[BEGIN ENTRIES]
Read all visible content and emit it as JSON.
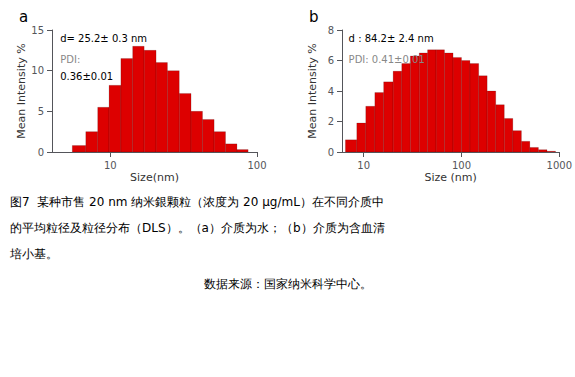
{
  "chart_data": [
    {
      "type": "histogram",
      "title": "a",
      "annotations": [
        "d= 25.2± 0.3 nm",
        "PDI:",
        "0.36±0.01"
      ],
      "xlabel": "Size(nm)",
      "ylabel": "Mean Intensity %",
      "bins": [
        5.5,
        6.8,
        8.2,
        9.8,
        11.8,
        14.2,
        17.0,
        20.5,
        24.5,
        29.5,
        35.5,
        42.5,
        51.0,
        61.0,
        73.0,
        87.0
      ],
      "values": [
        0.8,
        2.5,
        5.5,
        8.2,
        11.5,
        13.0,
        12.5,
        11.0,
        10.0,
        7.2,
        5.0,
        4.0,
        2.5,
        1.0,
        0.3
      ],
      "color": "#dd0000",
      "log": "x",
      "grid": false,
      "xlim": [
        4,
        100
      ],
      "xticks": [
        10,
        100
      ],
      "ylim": [
        0,
        15
      ],
      "yticks": [
        0,
        5,
        10,
        15
      ]
    },
    {
      "type": "histogram",
      "title": "b",
      "annotations": [
        "d : 84.2± 2.4 nm",
        "PDI: 0.41±0.01"
      ],
      "xlabel": "Size (nm)",
      "ylabel": "Mean Intensity %",
      "bins": [
        6.5,
        8.5,
        10.5,
        13.0,
        16.0,
        20.0,
        24.5,
        30.0,
        37.0,
        45.0,
        55.0,
        67.0,
        82.0,
        100.0,
        122.0,
        150.0,
        183.0,
        224.0,
        274.0,
        335.0,
        410.0,
        500.0,
        612.0,
        749.0,
        916.0
      ],
      "values": [
        0.8,
        1.9,
        3.0,
        3.9,
        4.6,
        5.3,
        5.8,
        6.3,
        6.5,
        6.7,
        6.7,
        6.5,
        6.2,
        6.0,
        5.8,
        5.0,
        4.0,
        3.1,
        2.2,
        1.4,
        0.7,
        0.3,
        0.15,
        0.05
      ],
      "color": "#dd0000",
      "log": "x",
      "grid": false,
      "xlim": [
        6,
        1000
      ],
      "xticks": [
        10,
        100,
        1000
      ],
      "ylim": [
        0,
        8
      ],
      "yticks": [
        0,
        2,
        4,
        6,
        8
      ]
    }
  ],
  "caption": [
    "图7  某种市售 20 nm 纳米銀颗粒（浓度为 20 μg/mL）在不同介质中",
    "的平均粒径及粒径分布（DLS）。（a）介质为水；（b）介质为含血清",
    "培小基。",
    "数据来源：国家纳米科学中心。"
  ]
}
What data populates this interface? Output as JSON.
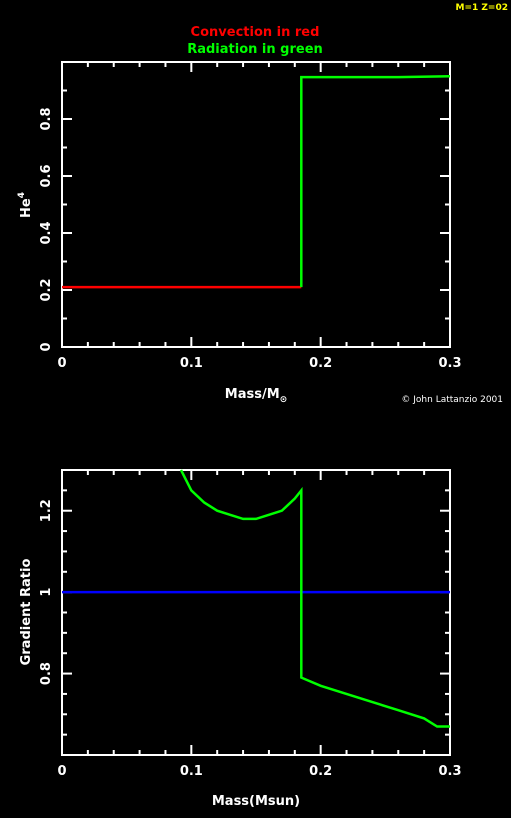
{
  "run_label": "M=1 Z=02",
  "legend": {
    "line1": "Convection in red",
    "line2": "Radiation in green",
    "color1": "#ff0000",
    "color2": "#00ff00"
  },
  "copyright": "© John Lattanzio 2001",
  "chart_data": [
    {
      "type": "line",
      "xlabel": "Mass/M",
      "xlabel_sub": "⊙",
      "ylabel": "He",
      "ylabel_sup": "4",
      "xlim": [
        0,
        0.3
      ],
      "ylim": [
        0,
        1.0
      ],
      "xticks": [
        "0",
        "0.1",
        "0.2",
        "0.3"
      ],
      "yticks": [
        "0",
        "0.2",
        "0.4",
        "0.6",
        "0.8"
      ],
      "grid": false,
      "series": [
        {
          "color": "#ff0000",
          "points": [
            [
              0.0,
              0.21
            ],
            [
              0.185,
              0.21
            ]
          ]
        },
        {
          "color": "#00ff00",
          "points": [
            [
              0.185,
              0.21
            ],
            [
              0.185,
              0.947
            ],
            [
              0.26,
              0.947
            ],
            [
              0.3,
              0.95
            ]
          ]
        }
      ]
    },
    {
      "type": "line",
      "xlabel": "Mass(Msun)",
      "ylabel": "Gradient Ratio",
      "xlim": [
        0,
        0.3
      ],
      "ylim": [
        0.6,
        1.3
      ],
      "xticks": [
        "0",
        "0.1",
        "0.2",
        "0.3"
      ],
      "yticks": [
        "0.8",
        "1",
        "1.2"
      ],
      "grid": false,
      "series": [
        {
          "color": "#0000ff",
          "points": [
            [
              0.0,
              1.0
            ],
            [
              0.3,
              1.0
            ]
          ]
        },
        {
          "color": "#00ff00",
          "points": [
            [
              0.092,
              1.3
            ],
            [
              0.1,
              1.25
            ],
            [
              0.11,
              1.22
            ],
            [
              0.12,
              1.2
            ],
            [
              0.13,
              1.19
            ],
            [
              0.14,
              1.18
            ],
            [
              0.15,
              1.18
            ],
            [
              0.16,
              1.19
            ],
            [
              0.17,
              1.2
            ],
            [
              0.18,
              1.23
            ],
            [
              0.185,
              1.25
            ],
            [
              0.185,
              1.12
            ],
            [
              0.185,
              0.79
            ],
            [
              0.2,
              0.77
            ],
            [
              0.22,
              0.75
            ],
            [
              0.24,
              0.73
            ],
            [
              0.26,
              0.71
            ],
            [
              0.28,
              0.69
            ],
            [
              0.29,
              0.67
            ],
            [
              0.3,
              0.67
            ]
          ]
        }
      ]
    }
  ]
}
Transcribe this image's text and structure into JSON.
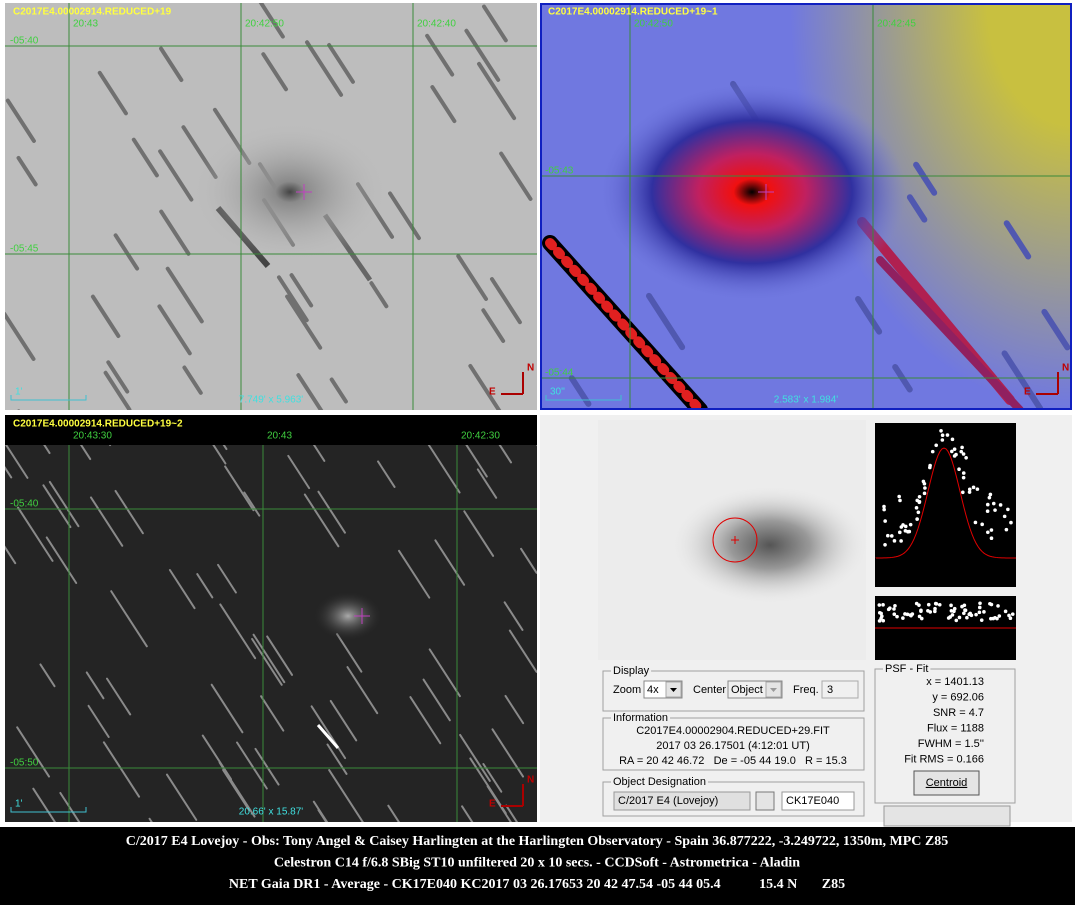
{
  "panels": [
    {
      "title": "C2017E4.00002914.REDUCED+19",
      "ra_labels": [
        "20:43",
        "20:42:50",
        "20:42:40"
      ],
      "dec_labels": [
        "-05:40",
        "-05:45"
      ],
      "scale": "1'",
      "field": "7.749' x 5.963'",
      "compass": {
        "east": "E",
        "north": "N"
      }
    },
    {
      "title": "C2017E4.00002914.REDUCED+19~1",
      "ra_labels": [
        "20:42:50",
        "20:42:45"
      ],
      "dec_labels": [
        "-05:43",
        "-05:44"
      ],
      "scale": "30''",
      "field": "2.583' x 1.984'",
      "compass": {
        "east": "E",
        "north": "N"
      }
    },
    {
      "title": "C2017E4.00002914.REDUCED+19~2",
      "ra_labels": [
        "20:43:30",
        "20:43",
        "20:42:30"
      ],
      "dec_labels": [
        "-05:40",
        "-05:50"
      ],
      "scale": "1'",
      "field": "20.66' x 15.87'",
      "compass": {
        "east": "E",
        "north": "N"
      }
    }
  ],
  "psf_window": {
    "display": {
      "title": "Display",
      "zoom_label": "Zoom",
      "zoom": "4x",
      "center_label": "Center",
      "center": "Object",
      "freq_label": "Freq.",
      "freq": "3"
    },
    "information": {
      "title": "Information",
      "file": "C2017E4.00002904.REDUCED+29.FIT",
      "time": "2017 03 26.17501 (4:12:01 UT)",
      "position": "RA = 20 42 46.72   De = -05 44 19.0   R = 15.3"
    },
    "object_designation": {
      "title": "Object Designation",
      "name": "C/2017 E4 (Lovejoy)",
      "code": "CK17E040"
    },
    "psf_fit": {
      "title": "PSF - Fit",
      "x": "x = 1401.13",
      "y": "y = 692.06",
      "snr": "SNR = 4.7",
      "flux": "Flux = 1188",
      "fwhm": "FWHM = 1.5''",
      "rms": "Fit RMS = 0.166",
      "button": "Centroid"
    }
  },
  "caption": [
    "C/2017 E4 Lovejoy - Obs: Tony Angel & Caisey Harlingten at the Harlingten Observatory - Spain 36.877222, -3.249722, 1350m, MPC Z85",
    "Celestron C14 f/6.8 SBig ST10 unfiltered 20 x 10 secs. - CCDSoft - Astrometrica - Aladin",
    "NET Gaia DR1 - Average - CK17E040 KC2017 03 26.17653 20 42 47.54 -05 44 05.4           15.4 N       Z85"
  ]
}
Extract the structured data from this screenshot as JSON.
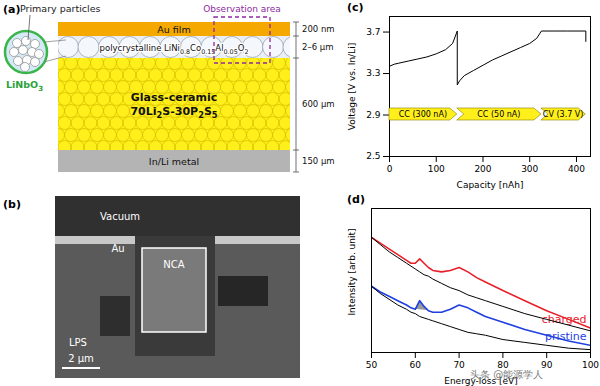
[END ENTRIES]
= INSTRUCTIONS FOR THE TASK =
Leave out the pictures and retype every line above exactly.

= TASK ANSWER =
Read all visible content and emit it as JSON.
{
  "chart_data": [
    {
      "type": "histogram",
      "title": "a",
      "annotations": [
        "d= 25.2± 0.3 nm",
        "PDI:",
        "0.36±0.01"
      ],
      "xlabel": "Size(nm)",
      "ylabel": "Mean Intensity %",
      "bins": [
        5.5,
        6.8,
        8.2,
        9.8,
        11.8,
        14.2,
        17.0,
        20.5,
        24.5,
        29.5,
        35.5,
        42.5,
        51.0,
        61.0,
        73.0,
        87.0
      ],
      "values": [
        0.8,
        2.5,
        5.5,
        8.2,
        11.5,
        13.0,
        12.5,
        11.0,
        10.0,
        7.2,
        5.0,
        4.0,
        2.5,
        1.0,
        0.3
      ],
      "color": "#dd0000",
      "log": "x",
      "grid": false,
      "xlim": [
        4,
        100
      ],
      "xticks": [
        10,
        100
      ],
      "ylim": [
        0,
        15
      ],
      "yticks": [
        0,
        5,
        10,
        15
      ]
    },
    {
      "type": "histogram",
      "title": "b",
      "annotations": [
        "d : 84.2± 2.4 nm",
        "PDI: 0.41±0.01"
      ],
      "xlabel": "Size (nm)",
      "ylabel": "Mean Intensity %",
      "bins": [
        6.5,
        8.5,
        10.5,
        13.0,
        16.0,
        20.0,
        24.5,
        30.0,
        37.0,
        45.0,
        55.0,
        67.0,
        82.0,
        100.0,
        122.0,
        150.0,
        183.0,
        224.0,
        274.0,
        335.0,
        410.0,
        500.0,
        612.0,
        749.0,
        916.0
      ],
      "values": [
        0.8,
        1.9,
        3.0,
        3.9,
        4.6,
        5.3,
        5.8,
        6.3,
        6.5,
        6.7,
        6.7,
        6.5,
        6.2,
        6.0,
        5.8,
        5.0,
        4.0,
        3.1,
        2.2,
        1.4,
        0.7,
        0.3,
        0.15,
        0.05
      ],
      "color": "#dd0000",
      "log": "x",
      "grid": false,
      "xlim": [
        6,
        1000
      ],
      "xticks": [
        10,
        100,
        1000
      ],
      "ylim": [
        0,
        8
      ],
      "yticks": [
        0,
        2,
        4,
        6,
        8
      ]
    }
  ],
  "caption": [
    "图7  某种市售 20 nm 纳米銀颗粒（浓度为 20 μg/mL）在不同介质中",
    "的平均粒径及粒径分布（DLS）。（a）介质为水；（b）介质为含血清",
    "培小基。",
    "数据来源：国家纳米科学中心。"
  ]
}
What data populates this interface? Output as JSON.
{
  "run_label": "M=1 Z=02",
  "legend": {
    "line1": "Convection in red",
    "line2": "Radiation in green",
    "color1": "#ff0000",
    "color2": "#00ff00"
  },
  "copyright": "© John Lattanzio 2001",
  "chart_data": [
    {
      "type": "line",
      "xlabel": "Mass/M",
      "xlabel_sub": "⊙",
      "ylabel": "He",
      "ylabel_sup": "4",
      "xlim": [
        0,
        0.3
      ],
      "ylim": [
        0,
        1.0
      ],
      "xticks": [
        "0",
        "0.1",
        "0.2",
        "0.3"
      ],
      "yticks": [
        "0",
        "0.2",
        "0.4",
        "0.6",
        "0.8"
      ],
      "grid": false,
      "series": [
        {
          "color": "#ff0000",
          "points": [
            [
              0.0,
              0.21
            ],
            [
              0.185,
              0.21
            ]
          ]
        },
        {
          "color": "#00ff00",
          "points": [
            [
              0.185,
              0.21
            ],
            [
              0.185,
              0.947
            ],
            [
              0.26,
              0.947
            ],
            [
              0.3,
              0.95
            ]
          ]
        }
      ]
    },
    {
      "type": "line",
      "xlabel": "Mass(Msun)",
      "ylabel": "Gradient Ratio",
      "xlim": [
        0,
        0.3
      ],
      "ylim": [
        0.6,
        1.3
      ],
      "xticks": [
        "0",
        "0.1",
        "0.2",
        "0.3"
      ],
      "yticks": [
        "0.8",
        "1",
        "1.2"
      ],
      "grid": false,
      "series": [
        {
          "color": "#0000ff",
          "points": [
            [
              0.0,
              1.0
            ],
            [
              0.3,
              1.0
            ]
          ]
        },
        {
          "color": "#00ff00",
          "points": [
            [
              0.092,
              1.3
            ],
            [
              0.1,
              1.25
            ],
            [
              0.11,
              1.22
            ],
            [
              0.12,
              1.2
            ],
            [
              0.13,
              1.19
            ],
            [
              0.14,
              1.18
            ],
            [
              0.15,
              1.18
            ],
            [
              0.16,
              1.19
            ],
            [
              0.17,
              1.2
            ],
            [
              0.18,
              1.23
            ],
            [
              0.185,
              1.25
            ],
            [
              0.185,
              1.12
            ],
            [
              0.185,
              0.79
            ],
            [
              0.2,
              0.77
            ],
            [
              0.22,
              0.75
            ],
            [
              0.24,
              0.73
            ],
            [
              0.26,
              0.71
            ],
            [
              0.28,
              0.69
            ],
            [
              0.29,
              0.67
            ],
            [
              0.3,
              0.67
            ]
          ]
        }
      ]
    }
  ]
}
Transcribe this image's text and structure into JSON.
{
  "panels": [
    {
      "title": "C2017E4.00002914.REDUCED+19",
      "ra_labels": [
        "20:43",
        "20:42:50",
        "20:42:40"
      ],
      "dec_labels": [
        "-05:40",
        "-05:45"
      ],
      "scale": "1'",
      "field": "7.749' x 5.963'",
      "compass": {
        "east": "E",
        "north": "N"
      }
    },
    {
      "title": "C2017E4.00002914.REDUCED+19~1",
      "ra_labels": [
        "20:42:50",
        "20:42:45"
      ],
      "dec_labels": [
        "-05:43",
        "-05:44"
      ],
      "scale": "30''",
      "field": "2.583' x 1.984'",
      "compass": {
        "east": "E",
        "north": "N"
      }
    },
    {
      "title": "C2017E4.00002914.REDUCED+19~2",
      "ra_labels": [
        "20:43:30",
        "20:43",
        "20:42:30"
      ],
      "dec_labels": [
        "-05:40",
        "-05:50"
      ],
      "scale": "1'",
      "field": "20.66' x 15.87'",
      "compass": {
        "east": "E",
        "north": "N"
      }
    }
  ],
  "psf_window": {
    "display": {
      "title": "Display",
      "zoom_label": "Zoom",
      "zoom": "4x",
      "center_label": "Center",
      "center": "Object",
      "freq_label": "Freq.",
      "freq": "3"
    },
    "information": {
      "title": "Information",
      "file": "C2017E4.00002904.REDUCED+29.FIT",
      "time": "2017 03 26.17501 (4:12:01 UT)",
      "position": "RA = 20 42 46.72   De = -05 44 19.0   R = 15.3"
    },
    "object_designation": {
      "title": "Object Designation",
      "name": "C/2017 E4 (Lovejoy)",
      "code": "CK17E040"
    },
    "psf_fit": {
      "title": "PSF - Fit",
      "x": "x = 1401.13",
      "y": "y = 692.06",
      "snr": "SNR = 4.7",
      "flux": "Flux = 1188",
      "fwhm": "FWHM = 1.5''",
      "rms": "Fit RMS = 0.166",
      "button": "Centroid"
    }
  },
  "caption": [
    "C/2017 E4 Lovejoy - Obs: Tony Angel & Caisey Harlingten at the Harlingten Observatory - Spain 36.877222, -3.249722, 1350m, MPC Z85",
    "Celestron C14 f/6.8 SBig ST10 unfiltered 20 x 10 secs. - CCDSoft - Astrometrica - Aladin",
    "NET Gaia DR1 - Average - CK17E040 KC2017 03 26.17653 20 42 47.54 -05 44 05.4           15.4 N       Z85"
  ]
}
Extract the structured data from this screenshot as JSON.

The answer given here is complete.